▶ _SHORT EXERCISE_: Extract the lines that hold the string "style".

[begin INPUT DATA]

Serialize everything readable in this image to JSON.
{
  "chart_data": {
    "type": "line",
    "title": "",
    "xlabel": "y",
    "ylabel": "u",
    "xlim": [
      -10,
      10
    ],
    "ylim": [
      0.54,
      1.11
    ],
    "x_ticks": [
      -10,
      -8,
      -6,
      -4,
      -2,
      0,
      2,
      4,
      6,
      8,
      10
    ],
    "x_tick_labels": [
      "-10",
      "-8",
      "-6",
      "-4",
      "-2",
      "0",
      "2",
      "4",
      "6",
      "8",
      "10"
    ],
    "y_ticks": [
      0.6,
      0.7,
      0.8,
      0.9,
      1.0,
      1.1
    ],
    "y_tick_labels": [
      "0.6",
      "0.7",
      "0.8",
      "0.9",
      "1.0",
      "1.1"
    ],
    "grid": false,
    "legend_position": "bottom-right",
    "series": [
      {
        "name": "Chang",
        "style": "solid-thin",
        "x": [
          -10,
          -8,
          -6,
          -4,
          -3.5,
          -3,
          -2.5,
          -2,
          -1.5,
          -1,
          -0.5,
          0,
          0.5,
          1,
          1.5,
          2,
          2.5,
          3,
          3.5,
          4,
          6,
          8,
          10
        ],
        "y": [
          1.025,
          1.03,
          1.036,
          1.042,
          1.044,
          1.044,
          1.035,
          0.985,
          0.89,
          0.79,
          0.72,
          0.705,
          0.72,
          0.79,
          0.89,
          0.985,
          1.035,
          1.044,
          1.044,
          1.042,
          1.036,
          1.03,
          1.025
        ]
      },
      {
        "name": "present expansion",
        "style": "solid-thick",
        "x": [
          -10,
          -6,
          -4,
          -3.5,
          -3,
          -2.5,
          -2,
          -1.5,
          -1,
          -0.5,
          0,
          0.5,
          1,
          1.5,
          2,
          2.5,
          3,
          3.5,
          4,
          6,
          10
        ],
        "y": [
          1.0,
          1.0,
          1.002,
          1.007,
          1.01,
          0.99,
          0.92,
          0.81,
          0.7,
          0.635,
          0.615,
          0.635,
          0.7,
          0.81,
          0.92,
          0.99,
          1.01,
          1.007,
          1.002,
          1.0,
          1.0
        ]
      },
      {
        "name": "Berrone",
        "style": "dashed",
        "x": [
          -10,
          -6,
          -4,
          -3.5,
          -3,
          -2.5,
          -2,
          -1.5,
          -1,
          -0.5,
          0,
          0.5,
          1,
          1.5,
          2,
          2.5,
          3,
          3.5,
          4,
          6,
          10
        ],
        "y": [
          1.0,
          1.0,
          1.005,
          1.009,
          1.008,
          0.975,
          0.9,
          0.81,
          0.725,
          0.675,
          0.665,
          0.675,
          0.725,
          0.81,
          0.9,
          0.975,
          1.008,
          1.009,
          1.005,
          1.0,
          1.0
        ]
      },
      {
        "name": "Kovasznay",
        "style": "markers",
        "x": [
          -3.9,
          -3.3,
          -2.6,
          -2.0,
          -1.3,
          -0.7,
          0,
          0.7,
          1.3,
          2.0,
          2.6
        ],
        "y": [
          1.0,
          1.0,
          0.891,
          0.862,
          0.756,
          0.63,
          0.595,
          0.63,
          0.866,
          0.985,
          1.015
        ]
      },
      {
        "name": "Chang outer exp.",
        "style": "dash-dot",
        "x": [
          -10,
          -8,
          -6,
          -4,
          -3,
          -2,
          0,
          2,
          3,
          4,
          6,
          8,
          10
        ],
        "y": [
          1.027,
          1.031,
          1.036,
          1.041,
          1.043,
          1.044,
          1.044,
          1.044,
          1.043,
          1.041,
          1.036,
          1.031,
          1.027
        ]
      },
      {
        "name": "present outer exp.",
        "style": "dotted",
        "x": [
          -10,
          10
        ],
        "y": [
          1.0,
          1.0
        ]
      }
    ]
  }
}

[end INPUT DATA]

▶ _RESPONSE_:
        "style": "solid-thin",
        "style": "solid-thick",
        "style": "dashed",
        "style": "markers",
        "style": "dash-dot",
        "style": "dotted",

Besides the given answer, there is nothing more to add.